··· MATERIAL FOR THIS EXERCISE ···

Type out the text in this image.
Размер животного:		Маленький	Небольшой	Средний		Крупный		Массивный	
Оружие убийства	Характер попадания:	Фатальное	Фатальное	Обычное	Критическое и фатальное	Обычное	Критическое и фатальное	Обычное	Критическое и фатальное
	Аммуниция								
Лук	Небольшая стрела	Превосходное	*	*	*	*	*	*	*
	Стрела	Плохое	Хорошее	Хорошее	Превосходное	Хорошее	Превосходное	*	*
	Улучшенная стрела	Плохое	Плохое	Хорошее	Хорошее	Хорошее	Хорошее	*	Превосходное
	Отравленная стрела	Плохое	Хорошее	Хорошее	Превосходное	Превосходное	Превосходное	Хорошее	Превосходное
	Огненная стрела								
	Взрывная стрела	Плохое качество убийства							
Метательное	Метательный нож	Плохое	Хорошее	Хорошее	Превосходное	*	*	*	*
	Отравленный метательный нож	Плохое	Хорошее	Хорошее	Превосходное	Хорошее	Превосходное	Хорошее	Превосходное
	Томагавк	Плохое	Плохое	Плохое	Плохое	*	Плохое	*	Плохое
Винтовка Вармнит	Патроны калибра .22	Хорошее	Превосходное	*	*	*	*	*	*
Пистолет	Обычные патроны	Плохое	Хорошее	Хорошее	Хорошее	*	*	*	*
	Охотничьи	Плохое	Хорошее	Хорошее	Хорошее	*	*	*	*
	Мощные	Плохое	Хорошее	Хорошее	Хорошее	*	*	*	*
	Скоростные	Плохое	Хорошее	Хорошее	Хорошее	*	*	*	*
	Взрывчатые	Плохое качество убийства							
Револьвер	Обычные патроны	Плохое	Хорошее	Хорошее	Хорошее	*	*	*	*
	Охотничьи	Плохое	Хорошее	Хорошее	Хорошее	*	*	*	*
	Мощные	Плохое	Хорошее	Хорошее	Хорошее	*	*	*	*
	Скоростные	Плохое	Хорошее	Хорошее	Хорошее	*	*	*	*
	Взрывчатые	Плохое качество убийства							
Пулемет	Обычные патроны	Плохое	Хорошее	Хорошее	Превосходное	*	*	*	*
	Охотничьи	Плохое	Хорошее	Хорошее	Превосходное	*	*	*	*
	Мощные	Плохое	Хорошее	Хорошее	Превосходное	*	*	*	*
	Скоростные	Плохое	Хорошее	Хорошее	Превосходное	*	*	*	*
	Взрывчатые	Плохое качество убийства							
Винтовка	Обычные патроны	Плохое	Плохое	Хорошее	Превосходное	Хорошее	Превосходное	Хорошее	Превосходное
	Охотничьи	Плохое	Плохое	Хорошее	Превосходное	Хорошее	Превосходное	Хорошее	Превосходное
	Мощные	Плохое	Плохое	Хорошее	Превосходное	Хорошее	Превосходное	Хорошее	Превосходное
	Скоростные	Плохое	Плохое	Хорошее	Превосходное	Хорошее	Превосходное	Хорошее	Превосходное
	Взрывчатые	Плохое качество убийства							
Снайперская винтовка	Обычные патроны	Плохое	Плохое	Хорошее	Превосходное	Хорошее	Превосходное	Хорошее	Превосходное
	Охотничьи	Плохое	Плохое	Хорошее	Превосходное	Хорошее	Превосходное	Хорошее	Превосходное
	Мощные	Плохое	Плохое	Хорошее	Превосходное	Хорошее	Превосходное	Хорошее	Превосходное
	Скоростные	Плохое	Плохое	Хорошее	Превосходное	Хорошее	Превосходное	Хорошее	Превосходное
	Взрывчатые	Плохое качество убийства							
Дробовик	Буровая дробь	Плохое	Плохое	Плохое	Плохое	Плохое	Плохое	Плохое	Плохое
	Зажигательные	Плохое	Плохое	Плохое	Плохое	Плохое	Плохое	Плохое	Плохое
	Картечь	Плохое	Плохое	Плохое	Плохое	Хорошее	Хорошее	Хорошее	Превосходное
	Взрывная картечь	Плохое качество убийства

···

● **DO THIS**
Reproduce every entry shown above, precisely as it stands.

● **TASK OUTPUT**
Type out the text in this image.
Размер животного:		Маленький	Небольшой	Средний		Крупный		Массивный	
Оружие убийства	Характер попадания:	Фатальное	Фатальное	Обычное	Критическое и фатальное	Обычное	Критическое и фатальное	Обычное	Критическое и фатальное
	Аммуниция								
Лук	Небольшая стрела	Превосходное	*	*	*	*	*	*	*
	Стрела	Плохое	Хорошее	Хорошее	Превосходное	Хорошее	Превосходное	*	*
	Улучшенная стрела	Плохое	Плохое	Хорошее	Хорошее	Хорошее	Хорошее	*	Превосходное
	Отравленная стрела	Плохое	Хорошее	Хорошее	Превосходное	Превосходное	Превосходное	Хорошее	Превосходное
	Огненная стрела								
	Взрывная стрела	Плохое качество убийства							
Метательное	Метательный нож	Плохое	Хорошее	Хорошее	Превосходное	*	*	*	*
	Отравленный метательный нож	Плохое	Хорошее	Хорошее	Превосходное	Хорошее	Превосходное	Хорошее	Превосходное
	Томагавк	Плохое	Плохое	Плохое	Плохое	*	Плохое	*	Плохое
Винтовка Вармнит	Патроны калибра .22	Хорошее	Превосходное	*	*	*	*	*	*
Пистолет	Обычные патроны	Плохое	Хорошее	Хорошее	Хорошее	*	*	*	*
	Охотничьи	Плохое	Хорошее	Хорошее	Хорошее	*	*	*	*
	Мощные	Плохое	Хорошее	Хорошее	Хорошее	*	*	*	*
	Скоростные	Плохое	Хорошее	Хорошее	Хорошее	*	*	*	*
	Взрывчатые	Плохое качество убийства							
Револьвер	Обычные патроны	Плохое	Хорошее	Хорошее	Хорошее	*	*	*	*
	Охотничьи	Плохое	Хорошее	Хорошее	Хорошее	*	*	*	*
	Мощные	Плохое	Хорошее	Хорошее	Хорошее	*	*	*	*
	Скоростные	Плохое	Хорошее	Хорошее	Хорошее	*	*	*	*
	Взрывчатые	Плохое качество убийства							
Пулемет	Обычные патроны	Плохое	Хорошее	Хорошее	Превосходное	*	*	*	*
	Охотничьи	Плохое	Хорошее	Хорошее	Превосходное	*	*	*	*
	Мощные	Плохое	Хорошее	Хорошее	Превосходное	*	*	*	*
	Скоростные	Плохое	Хорошее	Хорошее	Превосходное	*	*	*	*
	Взрывчатые	Плохое качество убийства							
Винтовка	Обычные патроны	Плохое	Плохое	Хорошее	Превосходное	Хорошее	Превосходное	Хорошее	Превосходное
	Охотничьи	Плохое	Плохое	Хорошее	Превосходное	Хорошее	Превосходное	Хорошее	Превосходное
	Мощные	Плохое	Плохое	Хорошее	Превосходное	Хорошее	Превосходное	Хорошее	Превосходное
	Скоростные	Плохое	Плохое	Хорошее	Превосходное	Хорошее	Превосходное	Хорошее	Превосходное
	Взрывчатые	Плохое качество убийства							
Снайперская винтовка	Обычные патроны	Плохое	Плохое	Хорошее	Превосходное	Хорошее	Превосходное	Хорошее	Превосходное
	Охотничьи	Плохое	Плохое	Хорошее	Превосходное	Хорошее	Превосходное	Хорошее	Превосходное
	Мощные	Плохое	Плохое	Хорошее	Превосходное	Хорошее	Превосходное	Хорошее	Превосходное
	Скоростные	Плохое	Плохое	Хорошее	Превосходное	Хорошее	Превосходное	Хорошее	Превосходное
	Взрывчатые	Плохое качество убийства							
Дробовик	Буровая дробь	Плохое	Плохое	Плохое	Плохое	Плохое	Плохое	Плохое	Плохое
	Зажигательные	Плохое	Плохое	Плохое	Плохое	Плохое	Плохое	Плохое	Плохое
	Картечь	Плохое	Плохое	Плохое	Плохое	Хорошее	Хорошее	Хорошее	Превосходное
	Взрывная картечь	Плохое качество убийства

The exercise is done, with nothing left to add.